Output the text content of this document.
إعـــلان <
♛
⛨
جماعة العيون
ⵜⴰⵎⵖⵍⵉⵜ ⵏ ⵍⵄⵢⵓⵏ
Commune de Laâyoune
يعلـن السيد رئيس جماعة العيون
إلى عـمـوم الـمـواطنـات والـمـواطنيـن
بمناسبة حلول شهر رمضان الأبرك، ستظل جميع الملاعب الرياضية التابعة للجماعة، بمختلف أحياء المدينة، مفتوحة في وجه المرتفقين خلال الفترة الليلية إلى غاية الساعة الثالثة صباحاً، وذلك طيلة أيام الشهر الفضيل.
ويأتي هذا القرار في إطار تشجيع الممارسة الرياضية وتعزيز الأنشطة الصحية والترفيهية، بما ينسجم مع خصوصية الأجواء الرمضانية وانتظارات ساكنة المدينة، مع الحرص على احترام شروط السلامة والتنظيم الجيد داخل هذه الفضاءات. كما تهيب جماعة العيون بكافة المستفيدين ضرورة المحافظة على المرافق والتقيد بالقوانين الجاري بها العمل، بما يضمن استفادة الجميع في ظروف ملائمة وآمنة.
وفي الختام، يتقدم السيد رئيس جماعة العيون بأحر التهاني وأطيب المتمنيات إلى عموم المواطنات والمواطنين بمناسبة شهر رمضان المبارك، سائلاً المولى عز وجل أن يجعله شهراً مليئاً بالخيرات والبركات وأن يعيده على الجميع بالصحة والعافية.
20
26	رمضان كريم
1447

Written request ->
From the data above, extract every line in its exact form.

Correct result ->
Output the text content of this document.
إعـــلان <
♛
⛨
جماعة العيون
ⵜⴰⵎⵖⵍⵉⵜ ⵏ ⵍⵄⵢⵓⵏ
Commune de Laâyoune
يعلـن السيد رئيس جماعة العيون
إلى عـمـوم الـمـواطنـات والـمـواطنيـن
بمناسبة حلول شهر رمضان الأبرك، ستظل جميع الملاعب الرياضية التابعة للجماعة، بمختلف أحياء المدينة، مفتوحة في وجه المرتفقين خلال الفترة الليلية إلى غاية الساعة الثالثة صباحاً، وذلك طيلة أيام الشهر الفضيل.
ويأتي هذا القرار في إطار تشجيع الممارسة الرياضية وتعزيز الأنشطة الصحية والترفيهية، بما ينسجم مع خصوصية الأجواء الرمضانية وانتظارات ساكنة المدينة، مع الحرص على احترام شروط السلامة والتنظيم الجيد داخل هذه الفضاءات. كما تهيب جماعة العيون بكافة المستفيدين ضرورة المحافظة على المرافق والتقيد بالقوانين الجاري بها العمل، بما يضمن استفادة الجميع في ظروف ملائمة وآمنة.
وفي الختام، يتقدم السيد رئيس جماعة العيون بأحر التهاني وأطيب المتمنيات إلى عموم المواطنات والمواطنين بمناسبة شهر رمضان المبارك، سائلاً المولى عز وجل أن يجعله شهراً مليئاً بالخيرات والبركات وأن يعيده على الجميع بالصحة والعافية.
20
26	رمضان كريم
1447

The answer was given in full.